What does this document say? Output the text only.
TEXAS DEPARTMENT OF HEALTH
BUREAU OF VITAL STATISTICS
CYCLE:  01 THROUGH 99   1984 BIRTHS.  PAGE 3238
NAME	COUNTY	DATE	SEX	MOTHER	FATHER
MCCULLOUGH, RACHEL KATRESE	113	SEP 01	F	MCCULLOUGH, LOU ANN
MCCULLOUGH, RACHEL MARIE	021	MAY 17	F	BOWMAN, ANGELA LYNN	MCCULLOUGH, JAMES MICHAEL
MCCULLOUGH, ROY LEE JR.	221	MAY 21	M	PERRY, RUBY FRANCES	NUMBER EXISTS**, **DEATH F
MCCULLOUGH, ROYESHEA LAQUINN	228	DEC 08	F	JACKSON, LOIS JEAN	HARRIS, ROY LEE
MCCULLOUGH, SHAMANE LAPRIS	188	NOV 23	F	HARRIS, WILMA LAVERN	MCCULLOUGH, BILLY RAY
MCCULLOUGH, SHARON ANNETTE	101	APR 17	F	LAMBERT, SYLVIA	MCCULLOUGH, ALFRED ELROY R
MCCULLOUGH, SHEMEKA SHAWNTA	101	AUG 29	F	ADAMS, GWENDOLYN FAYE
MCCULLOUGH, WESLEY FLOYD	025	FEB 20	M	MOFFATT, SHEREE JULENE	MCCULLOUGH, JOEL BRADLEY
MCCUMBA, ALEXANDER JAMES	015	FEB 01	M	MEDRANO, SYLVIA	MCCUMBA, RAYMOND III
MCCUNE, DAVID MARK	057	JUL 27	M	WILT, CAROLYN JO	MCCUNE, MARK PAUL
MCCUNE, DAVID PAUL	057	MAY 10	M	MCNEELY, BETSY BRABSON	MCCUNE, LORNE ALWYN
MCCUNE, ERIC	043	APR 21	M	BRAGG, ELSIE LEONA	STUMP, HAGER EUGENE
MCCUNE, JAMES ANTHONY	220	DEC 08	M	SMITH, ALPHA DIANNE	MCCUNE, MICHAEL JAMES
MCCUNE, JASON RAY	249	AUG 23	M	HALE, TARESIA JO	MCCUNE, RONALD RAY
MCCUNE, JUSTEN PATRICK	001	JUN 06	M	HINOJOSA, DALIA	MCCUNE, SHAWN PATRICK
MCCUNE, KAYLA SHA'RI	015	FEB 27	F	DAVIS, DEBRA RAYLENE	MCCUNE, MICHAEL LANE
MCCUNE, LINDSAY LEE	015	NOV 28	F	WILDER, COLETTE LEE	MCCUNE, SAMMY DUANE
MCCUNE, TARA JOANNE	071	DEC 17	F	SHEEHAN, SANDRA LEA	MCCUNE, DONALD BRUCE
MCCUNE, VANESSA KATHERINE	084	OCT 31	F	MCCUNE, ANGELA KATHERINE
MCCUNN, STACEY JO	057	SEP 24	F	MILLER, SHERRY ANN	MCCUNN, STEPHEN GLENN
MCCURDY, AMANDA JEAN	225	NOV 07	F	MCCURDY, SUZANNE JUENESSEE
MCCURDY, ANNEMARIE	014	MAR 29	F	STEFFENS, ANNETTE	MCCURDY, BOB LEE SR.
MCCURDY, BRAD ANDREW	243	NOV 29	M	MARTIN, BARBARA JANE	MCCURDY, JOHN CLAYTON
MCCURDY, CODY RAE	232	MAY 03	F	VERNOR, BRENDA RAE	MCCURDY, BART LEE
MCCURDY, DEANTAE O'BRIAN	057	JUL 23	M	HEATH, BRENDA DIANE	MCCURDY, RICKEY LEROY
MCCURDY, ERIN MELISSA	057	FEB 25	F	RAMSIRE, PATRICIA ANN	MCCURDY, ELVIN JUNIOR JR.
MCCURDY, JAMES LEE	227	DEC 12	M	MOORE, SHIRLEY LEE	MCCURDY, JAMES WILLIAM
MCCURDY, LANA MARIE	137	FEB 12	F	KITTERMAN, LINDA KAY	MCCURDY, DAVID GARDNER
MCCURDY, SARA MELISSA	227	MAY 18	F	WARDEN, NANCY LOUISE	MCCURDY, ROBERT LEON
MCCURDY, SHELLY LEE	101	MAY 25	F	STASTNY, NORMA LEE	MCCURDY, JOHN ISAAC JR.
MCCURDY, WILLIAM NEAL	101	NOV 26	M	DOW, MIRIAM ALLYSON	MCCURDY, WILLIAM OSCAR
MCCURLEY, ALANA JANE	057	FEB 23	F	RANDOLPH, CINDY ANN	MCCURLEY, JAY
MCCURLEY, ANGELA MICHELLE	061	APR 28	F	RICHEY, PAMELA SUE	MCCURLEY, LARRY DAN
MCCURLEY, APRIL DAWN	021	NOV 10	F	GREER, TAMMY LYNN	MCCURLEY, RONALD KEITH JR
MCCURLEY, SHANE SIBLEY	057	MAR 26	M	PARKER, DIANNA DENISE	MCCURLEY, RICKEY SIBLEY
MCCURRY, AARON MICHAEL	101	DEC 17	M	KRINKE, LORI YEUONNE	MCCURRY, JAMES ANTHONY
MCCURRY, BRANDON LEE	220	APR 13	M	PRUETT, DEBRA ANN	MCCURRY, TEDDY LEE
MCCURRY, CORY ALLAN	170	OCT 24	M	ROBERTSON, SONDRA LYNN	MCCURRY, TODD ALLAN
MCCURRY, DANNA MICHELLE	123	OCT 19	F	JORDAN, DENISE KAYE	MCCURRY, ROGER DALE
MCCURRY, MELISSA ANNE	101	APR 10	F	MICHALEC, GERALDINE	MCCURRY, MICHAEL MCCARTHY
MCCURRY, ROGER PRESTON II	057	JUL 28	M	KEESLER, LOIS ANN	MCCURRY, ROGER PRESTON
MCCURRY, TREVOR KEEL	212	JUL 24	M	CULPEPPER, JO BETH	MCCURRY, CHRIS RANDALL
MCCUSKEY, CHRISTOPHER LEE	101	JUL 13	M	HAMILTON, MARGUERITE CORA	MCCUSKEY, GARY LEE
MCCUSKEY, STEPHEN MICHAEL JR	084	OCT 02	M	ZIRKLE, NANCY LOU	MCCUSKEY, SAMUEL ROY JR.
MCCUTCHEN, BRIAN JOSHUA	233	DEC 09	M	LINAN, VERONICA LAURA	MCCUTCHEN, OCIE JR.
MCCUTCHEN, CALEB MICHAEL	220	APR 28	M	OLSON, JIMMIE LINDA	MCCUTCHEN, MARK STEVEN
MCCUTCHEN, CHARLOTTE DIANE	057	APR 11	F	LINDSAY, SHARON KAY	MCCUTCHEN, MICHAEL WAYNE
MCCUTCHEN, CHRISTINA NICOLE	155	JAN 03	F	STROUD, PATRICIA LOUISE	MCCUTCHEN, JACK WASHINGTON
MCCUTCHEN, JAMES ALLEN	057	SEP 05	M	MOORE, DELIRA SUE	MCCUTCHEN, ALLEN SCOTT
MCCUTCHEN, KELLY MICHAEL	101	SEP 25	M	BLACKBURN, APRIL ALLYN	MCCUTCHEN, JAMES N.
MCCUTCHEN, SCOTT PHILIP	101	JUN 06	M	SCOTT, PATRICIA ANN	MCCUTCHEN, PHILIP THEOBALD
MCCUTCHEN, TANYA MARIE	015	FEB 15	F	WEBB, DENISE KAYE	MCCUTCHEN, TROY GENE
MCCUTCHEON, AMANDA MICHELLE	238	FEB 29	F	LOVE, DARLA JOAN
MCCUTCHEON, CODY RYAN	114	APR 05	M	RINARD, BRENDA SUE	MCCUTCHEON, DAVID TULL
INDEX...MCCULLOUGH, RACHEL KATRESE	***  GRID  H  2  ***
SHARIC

EXERCISE AIM → Extract every record. Keep wording exact.

RESPONSE →
What does this document say? Output the text only.
TEXAS DEPARTMENT OF HEALTH
BUREAU OF VITAL STATISTICS
CYCLE:  01 THROUGH 99   1984 BIRTHS.  PAGE 3238
NAME	COUNTY	DATE	SEX	MOTHER	FATHER
MCCULLOUGH, RACHEL KATRESE	113	SEP 01	F	MCCULLOUGH, LOU ANN
MCCULLOUGH, RACHEL MARIE	021	MAY 17	F	BOWMAN, ANGELA LYNN	MCCULLOUGH, JAMES MICHAEL
MCCULLOUGH, ROY LEE JR.	221	MAY 21	M	PERRY, RUBY FRANCES	NUMBER EXISTS**, **DEATH F
MCCULLOUGH, ROYESHEA LAQUINN	228	DEC 08	F	JACKSON, LOIS JEAN	HARRIS, ROY LEE
MCCULLOUGH, SHAMANE LAPRIS	188	NOV 23	F	HARRIS, WILMA LAVERN	MCCULLOUGH, BILLY RAY
MCCULLOUGH, SHARON ANNETTE	101	APR 17	F	LAMBERT, SYLVIA	MCCULLOUGH, ALFRED ELROY R
MCCULLOUGH, SHEMEKA SHAWNTA	101	AUG 29	F	ADAMS, GWENDOLYN FAYE
MCCULLOUGH, WESLEY FLOYD	025	FEB 20	M	MOFFATT, SHEREE JULENE	MCCULLOUGH, JOEL BRADLEY
MCCUMBA, ALEXANDER JAMES	015	FEB 01	M	MEDRANO, SYLVIA	MCCUMBA, RAYMOND III
MCCUNE, DAVID MARK	057	JUL 27	M	WILT, CAROLYN JO	MCCUNE, MARK PAUL
MCCUNE, DAVID PAUL	057	MAY 10	M	MCNEELY, BETSY BRABSON	MCCUNE, LORNE ALWYN
MCCUNE, ERIC	043	APR 21	M	BRAGG, ELSIE LEONA	STUMP, HAGER EUGENE
MCCUNE, JAMES ANTHONY	220	DEC 08	M	SMITH, ALPHA DIANNE	MCCUNE, MICHAEL JAMES
MCCUNE, JASON RAY	249	AUG 23	M	HALE, TARESIA JO	MCCUNE, RONALD RAY
MCCUNE, JUSTEN PATRICK	001	JUN 06	M	HINOJOSA, DALIA	MCCUNE, SHAWN PATRICK
MCCUNE, KAYLA SHA'RI	015	FEB 27	F	DAVIS, DEBRA RAYLENE	MCCUNE, MICHAEL LANE
MCCUNE, LINDSAY LEE	015	NOV 28	F	WILDER, COLETTE LEE	MCCUNE, SAMMY DUANE
MCCUNE, TARA JOANNE	071	DEC 17	F	SHEEHAN, SANDRA LEA	MCCUNE, DONALD BRUCE
MCCUNE, VANESSA KATHERINE	084	OCT 31	F	MCCUNE, ANGELA KATHERINE
MCCUNN, STACEY JO	057	SEP 24	F	MILLER, SHERRY ANN	MCCUNN, STEPHEN GLENN
MCCURDY, AMANDA JEAN	225	NOV 07	F	MCCURDY, SUZANNE JUENESSEE
MCCURDY, ANNEMARIE	014	MAR 29	F	STEFFENS, ANNETTE	MCCURDY, BOB LEE SR.
MCCURDY, BRAD ANDREW	243	NOV 29	M	MARTIN, BARBARA JANE	MCCURDY, JOHN CLAYTON
MCCURDY, CODY RAE	232	MAY 03	F	VERNOR, BRENDA RAE	MCCURDY, BART LEE
MCCURDY, DEANTAE O'BRIAN	057	JUL 23	M	HEATH, BRENDA DIANE	MCCURDY, RICKEY LEROY
MCCURDY, ERIN MELISSA	057	FEB 25	F	RAMSIRE, PATRICIA ANN	MCCURDY, ELVIN JUNIOR JR.
MCCURDY, JAMES LEE	227	DEC 12	M	MOORE, SHIRLEY LEE	MCCURDY, JAMES WILLIAM
MCCURDY, LANA MARIE	137	FEB 12	F	KITTERMAN, LINDA KAY	MCCURDY, DAVID GARDNER
MCCURDY, SARA MELISSA	227	MAY 18	F	WARDEN, NANCY LOUISE	MCCURDY, ROBERT LEON
MCCURDY, SHELLY LEE	101	MAY 25	F	STASTNY, NORMA LEE	MCCURDY, JOHN ISAAC JR.
MCCURDY, WILLIAM NEAL	101	NOV 26	M	DOW, MIRIAM ALLYSON	MCCURDY, WILLIAM OSCAR
MCCURLEY, ALANA JANE	057	FEB 23	F	RANDOLPH, CINDY ANN	MCCURLEY, JAY
MCCURLEY, ANGELA MICHELLE	061	APR 28	F	RICHEY, PAMELA SUE	MCCURLEY, LARRY DAN
MCCURLEY, APRIL DAWN	021	NOV 10	F	GREER, TAMMY LYNN	MCCURLEY, RONALD KEITH JR
MCCURLEY, SHANE SIBLEY	057	MAR 26	M	PARKER, DIANNA DENISE	MCCURLEY, RICKEY SIBLEY
MCCURRY, AARON MICHAEL	101	DEC 17	M	KRINKE, LORI YEUONNE	MCCURRY, JAMES ANTHONY
MCCURRY, BRANDON LEE	220	APR 13	M	PRUETT, DEBRA ANN	MCCURRY, TEDDY LEE
MCCURRY, CORY ALLAN	170	OCT 24	M	ROBERTSON, SONDRA LYNN	MCCURRY, TODD ALLAN
MCCURRY, DANNA MICHELLE	123	OCT 19	F	JORDAN, DENISE KAYE	MCCURRY, ROGER DALE
MCCURRY, MELISSA ANNE	101	APR 10	F	MICHALEC, GERALDINE	MCCURRY, MICHAEL MCCARTHY
MCCURRY, ROGER PRESTON II	057	JUL 28	M	KEESLER, LOIS ANN	MCCURRY, ROGER PRESTON
MCCURRY, TREVOR KEEL	212	JUL 24	M	CULPEPPER, JO BETH	MCCURRY, CHRIS RANDALL
MCCUSKEY, CHRISTOPHER LEE	101	JUL 13	M	HAMILTON, MARGUERITE CORA	MCCUSKEY, GARY LEE
MCCUSKEY, STEPHEN MICHAEL JR	084	OCT 02	M	ZIRKLE, NANCY LOU	MCCUSKEY, SAMUEL ROY JR.
MCCUTCHEN, BRIAN JOSHUA	233	DEC 09	M	LINAN, VERONICA LAURA	MCCUTCHEN, OCIE JR.
MCCUTCHEN, CALEB MICHAEL	220	APR 28	M	OLSON, JIMMIE LINDA	MCCUTCHEN, MARK STEVEN
MCCUTCHEN, CHARLOTTE DIANE	057	APR 11	F	LINDSAY, SHARON KAY	MCCUTCHEN, MICHAEL WAYNE
MCCUTCHEN, CHRISTINA NICOLE	155	JAN 03	F	STROUD, PATRICIA LOUISE	MCCUTCHEN, JACK WASHINGTON
MCCUTCHEN, JAMES ALLEN	057	SEP 05	M	MOORE, DELIRA SUE	MCCUTCHEN, ALLEN SCOTT
MCCUTCHEN, KELLY MICHAEL	101	SEP 25	M	BLACKBURN, APRIL ALLYN	MCCUTCHEN, JAMES N.
MCCUTCHEN, SCOTT PHILIP	101	JUN 06	M	SCOTT, PATRICIA ANN	MCCUTCHEN, PHILIP THEOBALD
MCCUTCHEN, TANYA MARIE	015	FEB 15	F	WEBB, DENISE KAYE	MCCUTCHEN, TROY GENE
MCCUTCHEON, AMANDA MICHELLE	238	FEB 29	F	LOVE, DARLA JOAN
MCCUTCHEON, CODY RYAN	114	APR 05	M	RINARD, BRENDA SUE	MCCUTCHEON, DAVID TULL
INDEX...MCCULLOUGH, RACHEL KATRESE	***  GRID  H  2  ***
SHARIC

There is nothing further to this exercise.